_Exercise directions_
Check each line of the data for "Exemplary" and select those that have it.

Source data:
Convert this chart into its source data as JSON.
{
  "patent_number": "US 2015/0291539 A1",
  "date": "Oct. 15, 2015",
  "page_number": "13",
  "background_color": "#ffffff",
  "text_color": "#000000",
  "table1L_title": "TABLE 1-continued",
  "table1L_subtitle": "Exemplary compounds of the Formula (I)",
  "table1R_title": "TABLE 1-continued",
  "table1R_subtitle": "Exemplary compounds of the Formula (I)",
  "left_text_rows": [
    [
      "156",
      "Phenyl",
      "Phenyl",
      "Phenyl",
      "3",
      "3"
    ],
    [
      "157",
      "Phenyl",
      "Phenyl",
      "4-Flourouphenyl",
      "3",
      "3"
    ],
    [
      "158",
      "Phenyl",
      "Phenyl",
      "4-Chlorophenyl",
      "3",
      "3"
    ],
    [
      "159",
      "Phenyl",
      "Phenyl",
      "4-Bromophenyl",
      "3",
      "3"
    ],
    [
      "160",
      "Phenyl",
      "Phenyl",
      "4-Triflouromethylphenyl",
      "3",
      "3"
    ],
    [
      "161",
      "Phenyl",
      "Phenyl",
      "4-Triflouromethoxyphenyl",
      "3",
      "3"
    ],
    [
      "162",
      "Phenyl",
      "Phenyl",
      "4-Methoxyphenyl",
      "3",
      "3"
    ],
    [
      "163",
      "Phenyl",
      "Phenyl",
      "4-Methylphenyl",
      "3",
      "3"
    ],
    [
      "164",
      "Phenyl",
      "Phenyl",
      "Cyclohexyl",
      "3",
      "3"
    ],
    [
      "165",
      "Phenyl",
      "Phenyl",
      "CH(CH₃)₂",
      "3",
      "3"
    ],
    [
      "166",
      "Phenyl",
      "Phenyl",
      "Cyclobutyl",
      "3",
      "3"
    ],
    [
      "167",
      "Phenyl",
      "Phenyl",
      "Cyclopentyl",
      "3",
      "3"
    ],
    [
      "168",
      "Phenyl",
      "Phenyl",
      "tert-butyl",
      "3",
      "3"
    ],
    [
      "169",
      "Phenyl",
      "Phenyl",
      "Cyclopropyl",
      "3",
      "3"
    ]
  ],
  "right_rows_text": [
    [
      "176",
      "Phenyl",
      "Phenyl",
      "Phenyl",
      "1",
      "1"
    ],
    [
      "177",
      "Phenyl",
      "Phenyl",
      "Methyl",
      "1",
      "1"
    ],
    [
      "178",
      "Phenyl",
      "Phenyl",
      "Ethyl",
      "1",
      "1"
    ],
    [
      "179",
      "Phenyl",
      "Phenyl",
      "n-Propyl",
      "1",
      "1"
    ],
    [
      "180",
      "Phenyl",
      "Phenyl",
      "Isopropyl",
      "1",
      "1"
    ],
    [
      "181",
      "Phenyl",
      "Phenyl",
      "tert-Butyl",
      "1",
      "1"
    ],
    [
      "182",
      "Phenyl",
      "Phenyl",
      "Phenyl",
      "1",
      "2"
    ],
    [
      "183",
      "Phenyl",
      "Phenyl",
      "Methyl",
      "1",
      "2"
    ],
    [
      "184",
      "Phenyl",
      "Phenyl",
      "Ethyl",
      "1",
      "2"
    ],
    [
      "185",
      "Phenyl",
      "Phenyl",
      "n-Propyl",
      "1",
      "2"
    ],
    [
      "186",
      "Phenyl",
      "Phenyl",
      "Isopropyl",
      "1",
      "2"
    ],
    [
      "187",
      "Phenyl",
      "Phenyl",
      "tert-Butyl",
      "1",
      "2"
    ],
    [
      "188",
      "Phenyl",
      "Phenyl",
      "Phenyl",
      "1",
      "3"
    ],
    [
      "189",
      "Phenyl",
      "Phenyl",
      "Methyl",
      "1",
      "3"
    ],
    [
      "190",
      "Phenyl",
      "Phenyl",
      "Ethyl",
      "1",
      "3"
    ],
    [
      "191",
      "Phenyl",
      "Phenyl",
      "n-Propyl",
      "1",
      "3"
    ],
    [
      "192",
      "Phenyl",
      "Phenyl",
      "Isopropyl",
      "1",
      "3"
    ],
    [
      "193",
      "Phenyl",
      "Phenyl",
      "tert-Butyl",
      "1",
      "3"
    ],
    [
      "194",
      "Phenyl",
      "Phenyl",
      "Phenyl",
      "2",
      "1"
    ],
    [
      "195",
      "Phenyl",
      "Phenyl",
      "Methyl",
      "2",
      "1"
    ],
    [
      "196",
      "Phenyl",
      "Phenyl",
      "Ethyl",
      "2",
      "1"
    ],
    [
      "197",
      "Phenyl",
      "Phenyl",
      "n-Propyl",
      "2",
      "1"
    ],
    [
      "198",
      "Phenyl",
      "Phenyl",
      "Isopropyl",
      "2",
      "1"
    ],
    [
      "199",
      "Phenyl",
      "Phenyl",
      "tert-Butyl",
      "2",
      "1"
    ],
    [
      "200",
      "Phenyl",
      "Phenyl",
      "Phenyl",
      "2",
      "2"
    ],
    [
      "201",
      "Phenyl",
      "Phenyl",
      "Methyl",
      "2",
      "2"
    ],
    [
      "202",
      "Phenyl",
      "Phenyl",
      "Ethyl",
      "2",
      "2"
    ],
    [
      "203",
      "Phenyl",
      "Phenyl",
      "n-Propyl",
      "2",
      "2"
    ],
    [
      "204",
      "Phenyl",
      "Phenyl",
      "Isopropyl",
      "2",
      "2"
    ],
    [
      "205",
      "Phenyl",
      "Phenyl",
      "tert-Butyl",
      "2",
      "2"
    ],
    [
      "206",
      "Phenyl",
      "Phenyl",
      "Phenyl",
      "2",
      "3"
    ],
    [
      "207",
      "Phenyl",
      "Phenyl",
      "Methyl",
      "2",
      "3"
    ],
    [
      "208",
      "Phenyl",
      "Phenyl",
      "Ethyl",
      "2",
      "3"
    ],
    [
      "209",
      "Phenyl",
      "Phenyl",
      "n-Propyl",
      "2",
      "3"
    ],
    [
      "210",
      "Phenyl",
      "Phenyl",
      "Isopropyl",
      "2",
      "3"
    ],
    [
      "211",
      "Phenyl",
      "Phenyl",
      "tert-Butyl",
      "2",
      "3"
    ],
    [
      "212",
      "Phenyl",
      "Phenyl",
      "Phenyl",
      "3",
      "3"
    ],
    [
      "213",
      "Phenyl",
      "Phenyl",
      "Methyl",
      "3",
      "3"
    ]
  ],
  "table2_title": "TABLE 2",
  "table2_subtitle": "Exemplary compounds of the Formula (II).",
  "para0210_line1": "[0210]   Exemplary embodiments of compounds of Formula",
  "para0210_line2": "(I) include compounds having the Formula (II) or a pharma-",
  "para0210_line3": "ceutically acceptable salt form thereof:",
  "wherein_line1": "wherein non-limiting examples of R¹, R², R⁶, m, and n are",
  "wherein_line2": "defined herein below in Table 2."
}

_Final result_
  "table1L_subtitle": "Exemplary compounds of the Formula (I)",
  "table1R_subtitle": "Exemplary compounds of the Formula (I)",
  "table2_subtitle": "Exemplary compounds of the Formula (II).",
  "para0210_line1": "[0210]   Exemplary embodiments of compounds of Formula",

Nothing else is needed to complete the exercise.